[Data items]
--- START ---

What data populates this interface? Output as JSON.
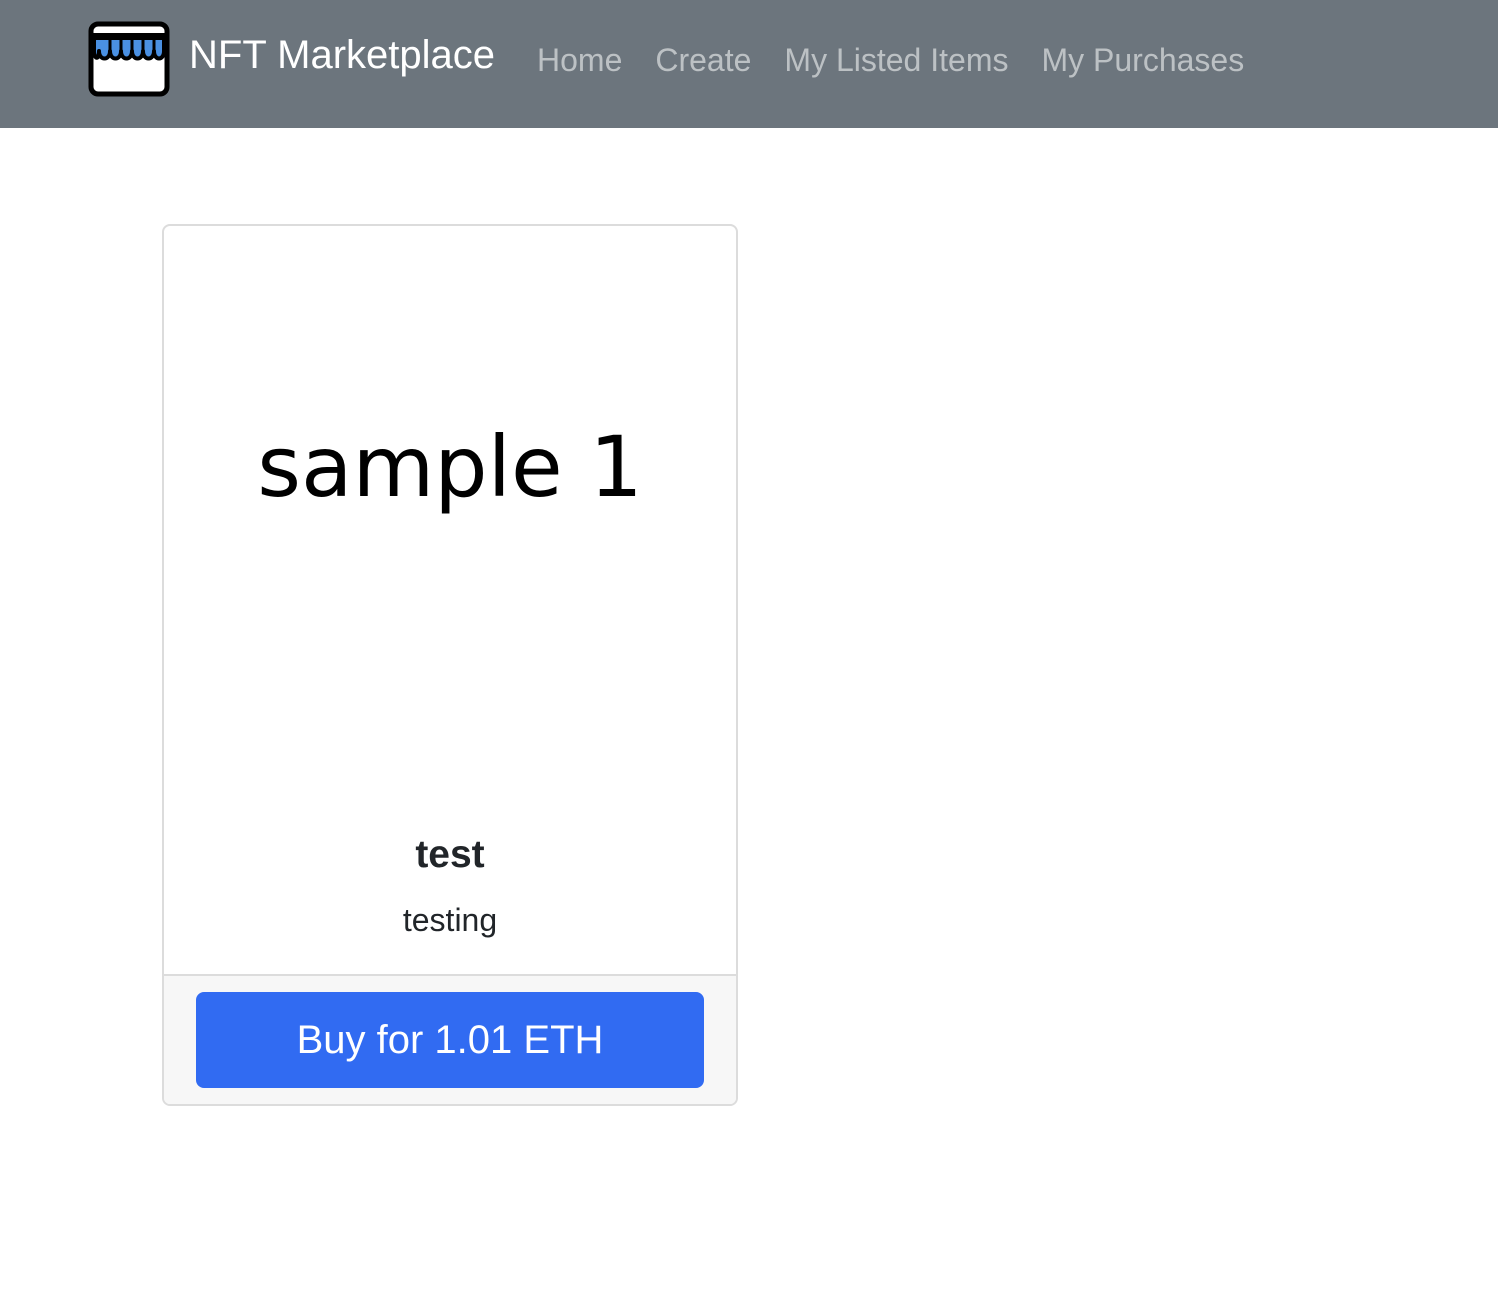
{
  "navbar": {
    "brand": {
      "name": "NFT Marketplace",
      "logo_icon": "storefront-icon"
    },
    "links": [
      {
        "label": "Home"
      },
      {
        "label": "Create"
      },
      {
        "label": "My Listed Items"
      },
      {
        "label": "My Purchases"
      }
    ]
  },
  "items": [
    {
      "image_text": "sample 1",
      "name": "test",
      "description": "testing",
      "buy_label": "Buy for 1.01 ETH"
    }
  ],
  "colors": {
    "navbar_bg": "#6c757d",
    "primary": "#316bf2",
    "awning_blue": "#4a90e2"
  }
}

--- END ---
--- START ---

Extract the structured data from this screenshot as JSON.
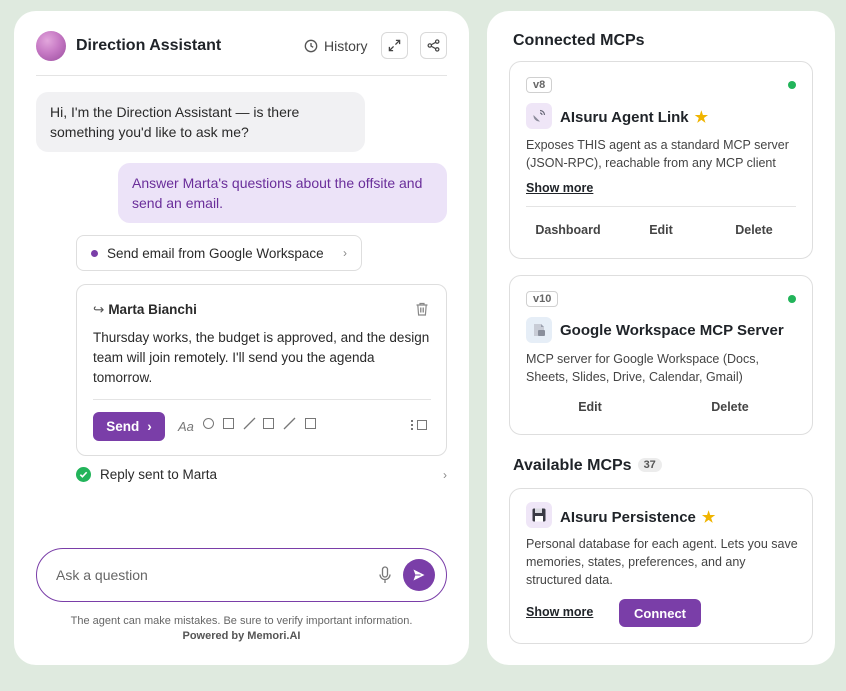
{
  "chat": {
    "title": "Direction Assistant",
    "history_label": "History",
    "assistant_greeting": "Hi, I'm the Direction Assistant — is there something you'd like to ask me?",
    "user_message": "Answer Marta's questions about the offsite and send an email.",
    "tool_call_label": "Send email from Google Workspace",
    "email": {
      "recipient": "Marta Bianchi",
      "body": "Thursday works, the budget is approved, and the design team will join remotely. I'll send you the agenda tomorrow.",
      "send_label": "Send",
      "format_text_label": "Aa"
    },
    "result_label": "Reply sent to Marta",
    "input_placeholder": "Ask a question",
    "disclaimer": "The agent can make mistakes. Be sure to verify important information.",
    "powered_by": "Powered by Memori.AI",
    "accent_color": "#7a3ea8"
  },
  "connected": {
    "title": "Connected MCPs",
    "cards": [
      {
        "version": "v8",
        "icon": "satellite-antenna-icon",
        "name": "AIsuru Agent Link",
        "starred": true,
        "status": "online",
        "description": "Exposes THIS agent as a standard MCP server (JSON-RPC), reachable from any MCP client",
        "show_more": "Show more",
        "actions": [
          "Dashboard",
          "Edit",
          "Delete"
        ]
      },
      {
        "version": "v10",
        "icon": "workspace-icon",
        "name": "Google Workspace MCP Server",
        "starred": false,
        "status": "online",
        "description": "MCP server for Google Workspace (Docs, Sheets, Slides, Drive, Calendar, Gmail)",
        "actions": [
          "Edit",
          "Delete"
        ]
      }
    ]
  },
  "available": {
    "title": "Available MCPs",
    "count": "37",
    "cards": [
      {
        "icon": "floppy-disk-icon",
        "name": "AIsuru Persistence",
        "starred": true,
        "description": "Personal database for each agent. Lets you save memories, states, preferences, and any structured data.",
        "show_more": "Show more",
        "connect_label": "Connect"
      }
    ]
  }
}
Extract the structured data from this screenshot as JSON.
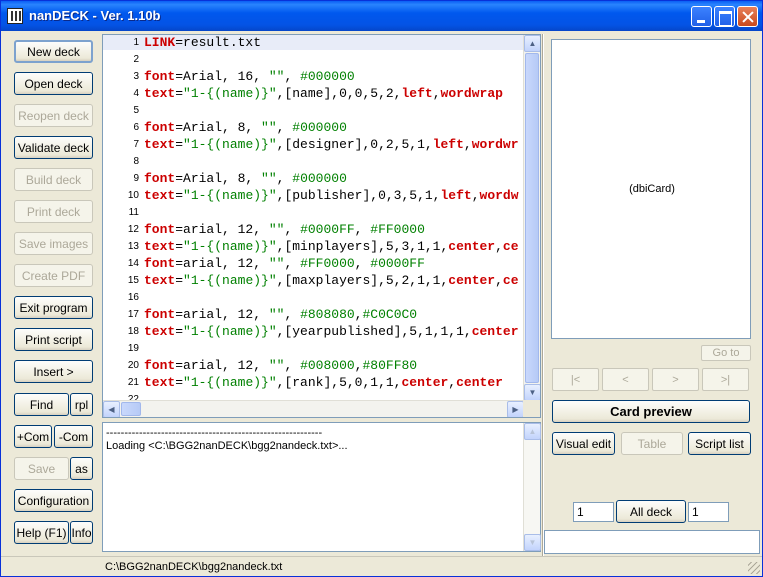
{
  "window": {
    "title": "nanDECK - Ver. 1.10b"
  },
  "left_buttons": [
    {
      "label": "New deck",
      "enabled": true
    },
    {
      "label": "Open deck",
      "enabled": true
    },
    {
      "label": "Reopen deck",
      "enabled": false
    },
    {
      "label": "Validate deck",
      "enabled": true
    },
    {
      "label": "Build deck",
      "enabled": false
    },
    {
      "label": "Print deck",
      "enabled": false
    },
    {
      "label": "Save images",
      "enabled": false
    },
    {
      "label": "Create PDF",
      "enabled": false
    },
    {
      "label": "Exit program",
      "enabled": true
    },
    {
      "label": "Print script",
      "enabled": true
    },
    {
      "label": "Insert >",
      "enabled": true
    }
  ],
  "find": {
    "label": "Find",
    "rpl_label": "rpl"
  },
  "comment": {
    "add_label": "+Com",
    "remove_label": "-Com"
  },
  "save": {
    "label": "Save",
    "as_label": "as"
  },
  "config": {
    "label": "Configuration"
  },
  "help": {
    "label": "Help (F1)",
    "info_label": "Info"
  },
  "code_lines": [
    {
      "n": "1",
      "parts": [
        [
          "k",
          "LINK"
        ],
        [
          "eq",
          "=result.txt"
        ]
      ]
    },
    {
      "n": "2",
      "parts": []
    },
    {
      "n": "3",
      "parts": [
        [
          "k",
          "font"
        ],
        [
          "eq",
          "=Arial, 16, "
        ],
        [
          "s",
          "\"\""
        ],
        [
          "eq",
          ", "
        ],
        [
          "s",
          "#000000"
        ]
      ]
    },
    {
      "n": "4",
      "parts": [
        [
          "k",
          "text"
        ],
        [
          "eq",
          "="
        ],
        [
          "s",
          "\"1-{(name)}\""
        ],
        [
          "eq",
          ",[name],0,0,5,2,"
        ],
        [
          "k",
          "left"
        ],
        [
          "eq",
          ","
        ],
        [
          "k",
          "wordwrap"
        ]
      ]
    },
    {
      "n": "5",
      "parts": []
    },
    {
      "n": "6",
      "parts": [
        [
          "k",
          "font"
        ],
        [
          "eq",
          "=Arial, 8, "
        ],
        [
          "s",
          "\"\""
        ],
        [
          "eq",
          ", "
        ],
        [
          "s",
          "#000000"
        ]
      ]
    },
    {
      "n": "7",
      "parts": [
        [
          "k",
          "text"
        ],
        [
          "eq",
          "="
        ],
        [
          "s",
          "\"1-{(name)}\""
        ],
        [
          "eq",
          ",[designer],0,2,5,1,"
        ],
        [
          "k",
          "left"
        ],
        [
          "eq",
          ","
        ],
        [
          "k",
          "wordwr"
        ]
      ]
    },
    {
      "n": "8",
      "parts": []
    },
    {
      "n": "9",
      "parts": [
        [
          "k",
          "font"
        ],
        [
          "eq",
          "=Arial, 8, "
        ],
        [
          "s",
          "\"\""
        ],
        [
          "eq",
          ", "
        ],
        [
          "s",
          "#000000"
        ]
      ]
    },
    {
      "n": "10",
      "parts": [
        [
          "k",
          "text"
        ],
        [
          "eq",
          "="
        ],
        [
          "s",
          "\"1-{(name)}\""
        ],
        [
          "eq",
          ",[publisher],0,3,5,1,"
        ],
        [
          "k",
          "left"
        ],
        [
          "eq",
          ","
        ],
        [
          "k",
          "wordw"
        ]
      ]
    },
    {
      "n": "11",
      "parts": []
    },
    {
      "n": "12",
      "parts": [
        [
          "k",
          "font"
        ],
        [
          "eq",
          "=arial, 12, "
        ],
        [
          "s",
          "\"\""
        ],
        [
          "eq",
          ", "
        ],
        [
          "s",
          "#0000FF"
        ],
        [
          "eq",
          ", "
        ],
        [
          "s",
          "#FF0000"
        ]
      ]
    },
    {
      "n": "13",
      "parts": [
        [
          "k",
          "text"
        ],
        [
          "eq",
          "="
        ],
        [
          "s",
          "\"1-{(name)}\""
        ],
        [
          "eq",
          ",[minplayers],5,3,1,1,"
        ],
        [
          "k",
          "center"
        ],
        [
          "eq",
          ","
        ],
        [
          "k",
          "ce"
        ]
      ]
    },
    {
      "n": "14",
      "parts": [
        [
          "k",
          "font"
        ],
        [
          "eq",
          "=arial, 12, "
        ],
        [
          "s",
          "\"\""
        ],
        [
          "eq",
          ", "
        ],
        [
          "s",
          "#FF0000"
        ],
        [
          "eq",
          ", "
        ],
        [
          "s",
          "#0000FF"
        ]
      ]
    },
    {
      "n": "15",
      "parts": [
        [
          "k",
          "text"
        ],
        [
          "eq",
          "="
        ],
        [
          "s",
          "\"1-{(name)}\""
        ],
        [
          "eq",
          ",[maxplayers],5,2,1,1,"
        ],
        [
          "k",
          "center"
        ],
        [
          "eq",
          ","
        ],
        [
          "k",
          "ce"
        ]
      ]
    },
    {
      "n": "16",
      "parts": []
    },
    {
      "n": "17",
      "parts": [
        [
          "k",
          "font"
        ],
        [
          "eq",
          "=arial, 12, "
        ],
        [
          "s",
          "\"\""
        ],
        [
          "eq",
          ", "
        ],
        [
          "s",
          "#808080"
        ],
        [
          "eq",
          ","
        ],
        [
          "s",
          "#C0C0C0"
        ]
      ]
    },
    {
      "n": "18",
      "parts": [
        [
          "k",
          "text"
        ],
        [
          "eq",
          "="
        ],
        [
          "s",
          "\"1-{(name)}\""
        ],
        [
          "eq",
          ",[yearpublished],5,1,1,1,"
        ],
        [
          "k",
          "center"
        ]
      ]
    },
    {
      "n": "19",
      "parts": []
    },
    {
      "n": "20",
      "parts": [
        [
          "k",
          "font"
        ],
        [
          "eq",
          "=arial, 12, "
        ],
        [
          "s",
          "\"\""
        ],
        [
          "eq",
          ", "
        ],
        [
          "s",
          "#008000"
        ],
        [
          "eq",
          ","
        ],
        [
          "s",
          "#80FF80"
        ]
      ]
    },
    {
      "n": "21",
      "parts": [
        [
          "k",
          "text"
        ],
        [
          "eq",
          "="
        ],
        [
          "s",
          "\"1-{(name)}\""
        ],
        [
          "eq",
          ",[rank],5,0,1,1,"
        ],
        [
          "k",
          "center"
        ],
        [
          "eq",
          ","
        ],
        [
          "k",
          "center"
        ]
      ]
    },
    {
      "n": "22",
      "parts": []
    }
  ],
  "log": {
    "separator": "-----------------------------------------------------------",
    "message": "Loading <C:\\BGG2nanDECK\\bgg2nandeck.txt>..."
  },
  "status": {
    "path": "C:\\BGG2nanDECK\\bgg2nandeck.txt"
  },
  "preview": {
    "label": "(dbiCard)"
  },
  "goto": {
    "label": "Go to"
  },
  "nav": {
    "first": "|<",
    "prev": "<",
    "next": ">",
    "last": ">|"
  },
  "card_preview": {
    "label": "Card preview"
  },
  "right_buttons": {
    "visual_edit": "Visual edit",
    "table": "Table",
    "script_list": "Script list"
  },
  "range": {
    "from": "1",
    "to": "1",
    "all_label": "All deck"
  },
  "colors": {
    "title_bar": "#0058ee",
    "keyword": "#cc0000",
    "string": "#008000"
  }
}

--- END ---

* [PROBLEM REQUIREMENTS]:
Only the number is wanted: how many lines in the entries above contain the string "description"?

* [TASK RESULT]:
4